RAW DATA:
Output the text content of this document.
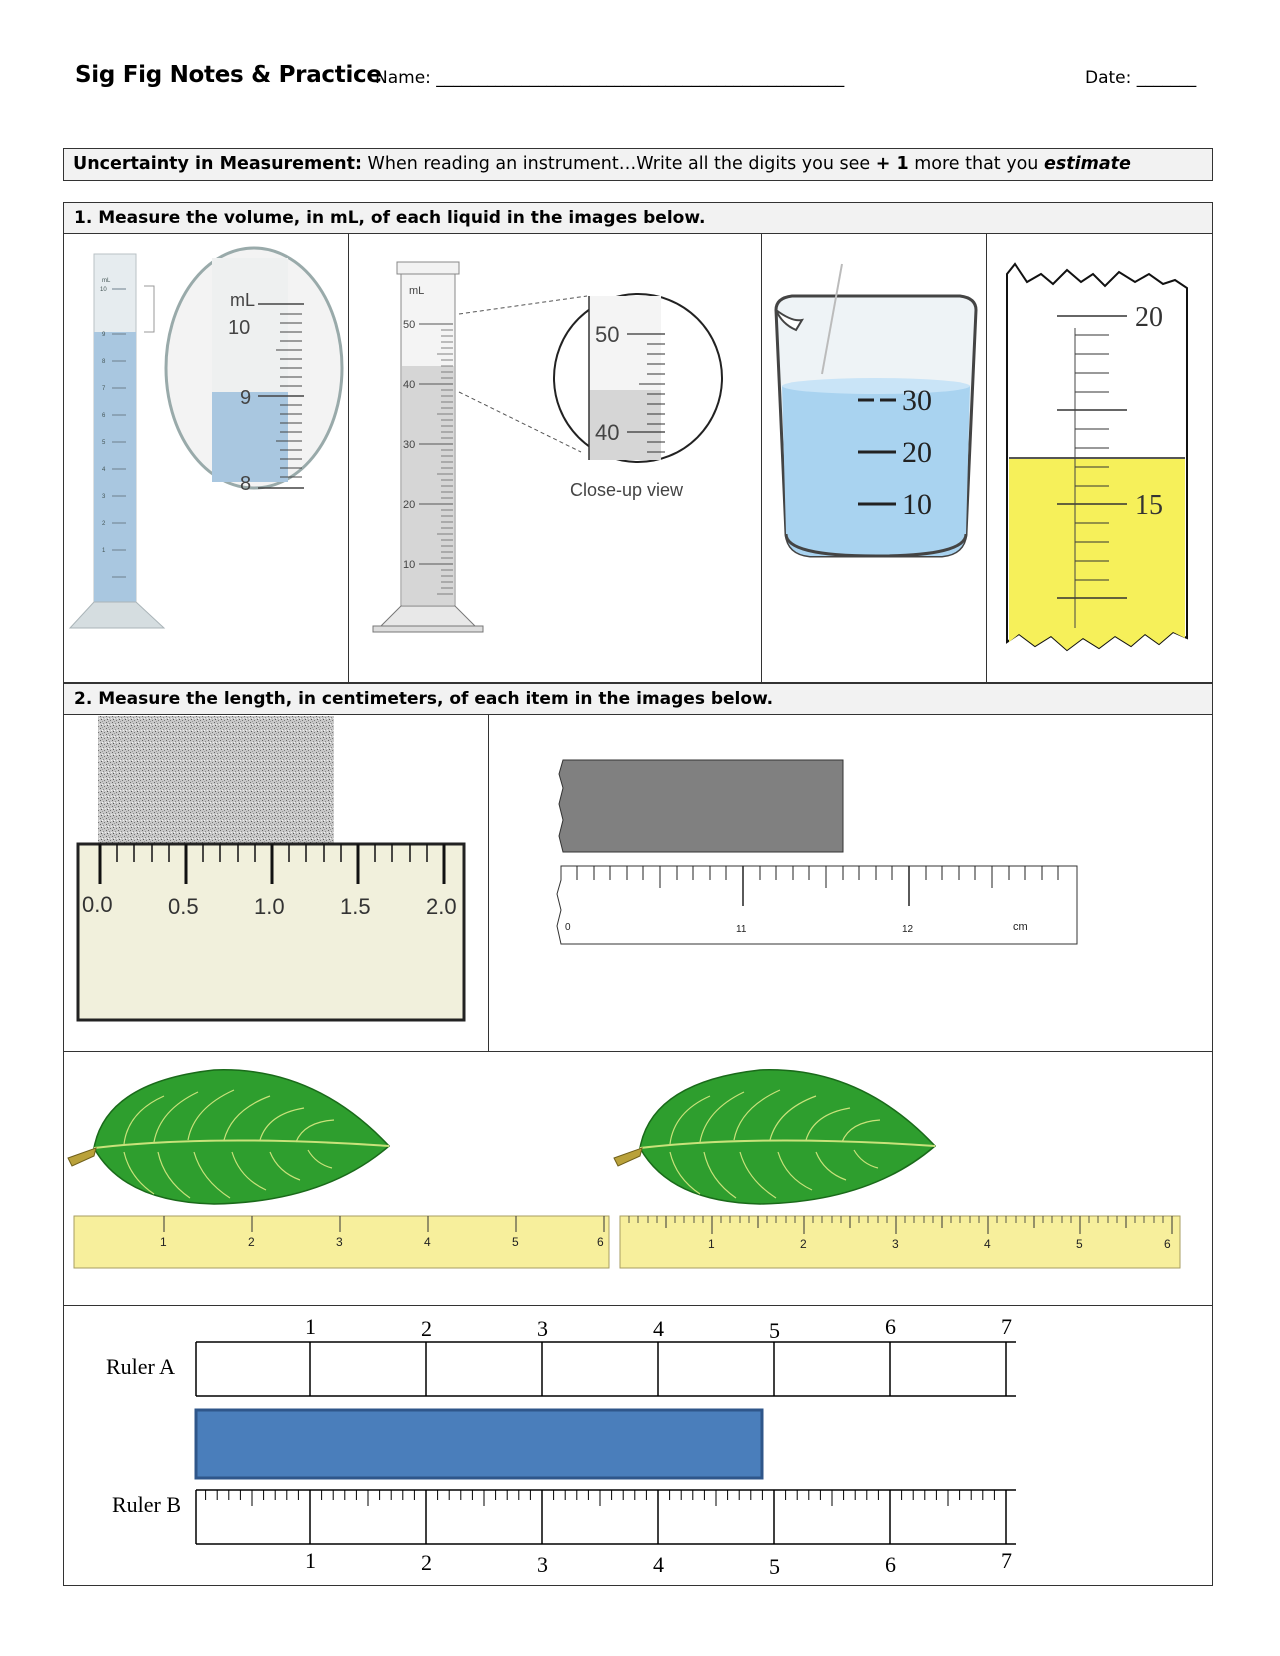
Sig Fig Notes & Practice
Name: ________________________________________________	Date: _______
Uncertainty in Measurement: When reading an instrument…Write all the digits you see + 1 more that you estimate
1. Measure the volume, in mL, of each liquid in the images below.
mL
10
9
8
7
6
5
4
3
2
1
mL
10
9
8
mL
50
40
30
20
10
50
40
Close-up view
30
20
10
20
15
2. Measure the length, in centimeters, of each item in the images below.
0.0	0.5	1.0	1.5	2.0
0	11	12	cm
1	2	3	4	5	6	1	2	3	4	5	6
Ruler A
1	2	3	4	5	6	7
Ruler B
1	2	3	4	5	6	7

--

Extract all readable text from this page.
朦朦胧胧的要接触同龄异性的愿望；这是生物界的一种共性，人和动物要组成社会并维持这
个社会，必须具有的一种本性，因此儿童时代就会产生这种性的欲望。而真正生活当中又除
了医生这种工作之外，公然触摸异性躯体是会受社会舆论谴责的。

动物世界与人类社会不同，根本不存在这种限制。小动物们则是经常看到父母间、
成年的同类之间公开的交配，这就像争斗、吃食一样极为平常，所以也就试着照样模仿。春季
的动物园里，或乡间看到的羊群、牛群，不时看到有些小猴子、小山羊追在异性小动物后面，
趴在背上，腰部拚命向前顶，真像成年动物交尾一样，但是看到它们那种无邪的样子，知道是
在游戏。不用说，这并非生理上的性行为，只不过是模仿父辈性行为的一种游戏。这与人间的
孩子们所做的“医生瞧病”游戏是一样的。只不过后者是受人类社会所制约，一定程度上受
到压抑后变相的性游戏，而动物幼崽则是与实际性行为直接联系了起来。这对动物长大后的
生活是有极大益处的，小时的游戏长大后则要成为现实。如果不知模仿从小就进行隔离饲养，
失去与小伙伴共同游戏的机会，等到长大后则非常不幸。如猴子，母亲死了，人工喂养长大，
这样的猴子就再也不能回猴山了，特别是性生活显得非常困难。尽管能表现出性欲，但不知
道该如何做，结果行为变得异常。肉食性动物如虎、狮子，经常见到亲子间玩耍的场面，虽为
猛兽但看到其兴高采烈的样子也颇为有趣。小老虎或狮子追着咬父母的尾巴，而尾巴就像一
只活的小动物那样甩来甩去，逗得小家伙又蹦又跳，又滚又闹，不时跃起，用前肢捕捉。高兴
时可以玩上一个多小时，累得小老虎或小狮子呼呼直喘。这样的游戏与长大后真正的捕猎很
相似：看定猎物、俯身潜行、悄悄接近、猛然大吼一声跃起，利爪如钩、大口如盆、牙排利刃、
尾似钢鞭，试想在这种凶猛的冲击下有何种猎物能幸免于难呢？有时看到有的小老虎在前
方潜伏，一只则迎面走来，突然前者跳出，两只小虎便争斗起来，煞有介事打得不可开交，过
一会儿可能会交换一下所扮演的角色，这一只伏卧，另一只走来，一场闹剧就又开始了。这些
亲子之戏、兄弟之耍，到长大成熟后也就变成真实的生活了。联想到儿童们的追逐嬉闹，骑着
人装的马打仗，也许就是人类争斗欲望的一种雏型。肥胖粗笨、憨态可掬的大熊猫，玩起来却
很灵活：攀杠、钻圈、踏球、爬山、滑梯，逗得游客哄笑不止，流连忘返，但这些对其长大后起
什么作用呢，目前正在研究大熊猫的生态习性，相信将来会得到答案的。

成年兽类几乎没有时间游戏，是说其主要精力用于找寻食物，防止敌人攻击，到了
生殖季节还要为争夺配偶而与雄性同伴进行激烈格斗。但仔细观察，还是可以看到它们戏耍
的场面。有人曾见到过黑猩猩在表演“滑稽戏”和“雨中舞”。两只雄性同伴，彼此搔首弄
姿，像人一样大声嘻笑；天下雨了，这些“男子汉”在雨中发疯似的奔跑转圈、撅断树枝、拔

--

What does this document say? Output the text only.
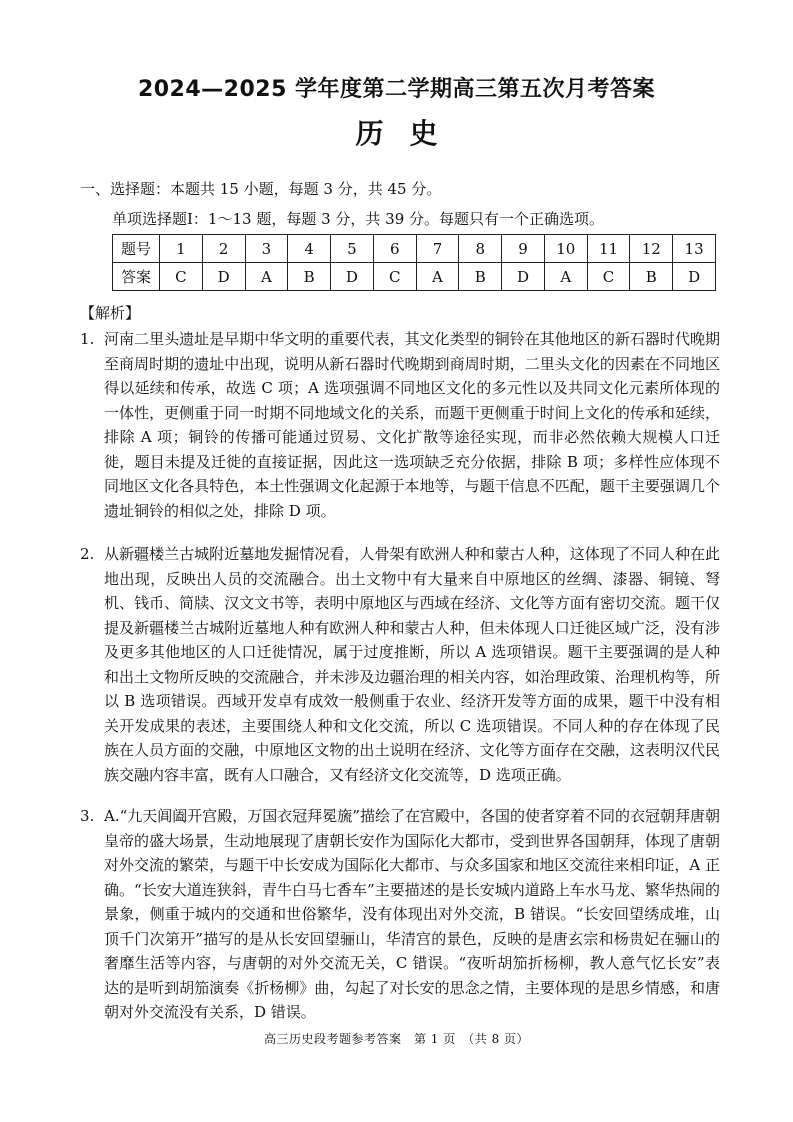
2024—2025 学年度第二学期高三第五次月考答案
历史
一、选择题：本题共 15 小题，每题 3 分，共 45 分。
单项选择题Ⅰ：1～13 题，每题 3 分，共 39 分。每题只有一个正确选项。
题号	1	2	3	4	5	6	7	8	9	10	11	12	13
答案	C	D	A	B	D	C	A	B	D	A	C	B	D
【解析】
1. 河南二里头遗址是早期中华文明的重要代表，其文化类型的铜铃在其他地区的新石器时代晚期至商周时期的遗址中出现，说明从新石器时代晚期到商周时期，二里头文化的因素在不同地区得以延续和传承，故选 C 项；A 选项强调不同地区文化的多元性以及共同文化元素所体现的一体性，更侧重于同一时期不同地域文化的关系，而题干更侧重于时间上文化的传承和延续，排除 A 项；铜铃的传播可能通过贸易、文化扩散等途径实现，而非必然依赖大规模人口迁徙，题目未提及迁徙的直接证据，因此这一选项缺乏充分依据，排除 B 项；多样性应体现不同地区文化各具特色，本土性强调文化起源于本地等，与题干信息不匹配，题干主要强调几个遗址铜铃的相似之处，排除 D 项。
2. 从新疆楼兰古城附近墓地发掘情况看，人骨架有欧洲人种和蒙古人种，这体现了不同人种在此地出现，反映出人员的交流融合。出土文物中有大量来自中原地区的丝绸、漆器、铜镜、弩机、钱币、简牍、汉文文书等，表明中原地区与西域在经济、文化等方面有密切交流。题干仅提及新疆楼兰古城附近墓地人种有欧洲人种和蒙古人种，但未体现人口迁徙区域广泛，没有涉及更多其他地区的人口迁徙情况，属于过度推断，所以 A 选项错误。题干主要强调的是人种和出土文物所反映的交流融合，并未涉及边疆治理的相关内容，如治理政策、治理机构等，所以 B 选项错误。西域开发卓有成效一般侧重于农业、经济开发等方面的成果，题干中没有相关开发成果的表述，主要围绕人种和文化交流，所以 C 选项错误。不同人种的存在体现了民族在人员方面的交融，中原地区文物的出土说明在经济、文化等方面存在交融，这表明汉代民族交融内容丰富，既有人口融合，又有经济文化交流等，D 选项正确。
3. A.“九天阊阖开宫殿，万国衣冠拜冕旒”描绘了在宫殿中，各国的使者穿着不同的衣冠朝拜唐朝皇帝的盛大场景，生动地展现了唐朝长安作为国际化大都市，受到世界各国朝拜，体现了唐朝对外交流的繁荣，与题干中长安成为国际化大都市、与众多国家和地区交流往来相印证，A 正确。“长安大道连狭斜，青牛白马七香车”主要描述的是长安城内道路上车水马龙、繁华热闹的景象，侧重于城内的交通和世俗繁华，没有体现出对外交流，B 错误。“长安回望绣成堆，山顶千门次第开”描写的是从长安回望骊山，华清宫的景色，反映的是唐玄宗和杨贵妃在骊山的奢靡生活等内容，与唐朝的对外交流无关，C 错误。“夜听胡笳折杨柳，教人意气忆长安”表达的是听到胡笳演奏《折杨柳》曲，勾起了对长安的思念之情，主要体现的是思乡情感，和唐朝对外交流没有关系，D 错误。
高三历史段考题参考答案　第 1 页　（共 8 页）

THE TASK:
Pull every line containing "document" out of the records.

EXERCISE SOLUTION:
Output the text content of this document.
What does this document say? Output the text only.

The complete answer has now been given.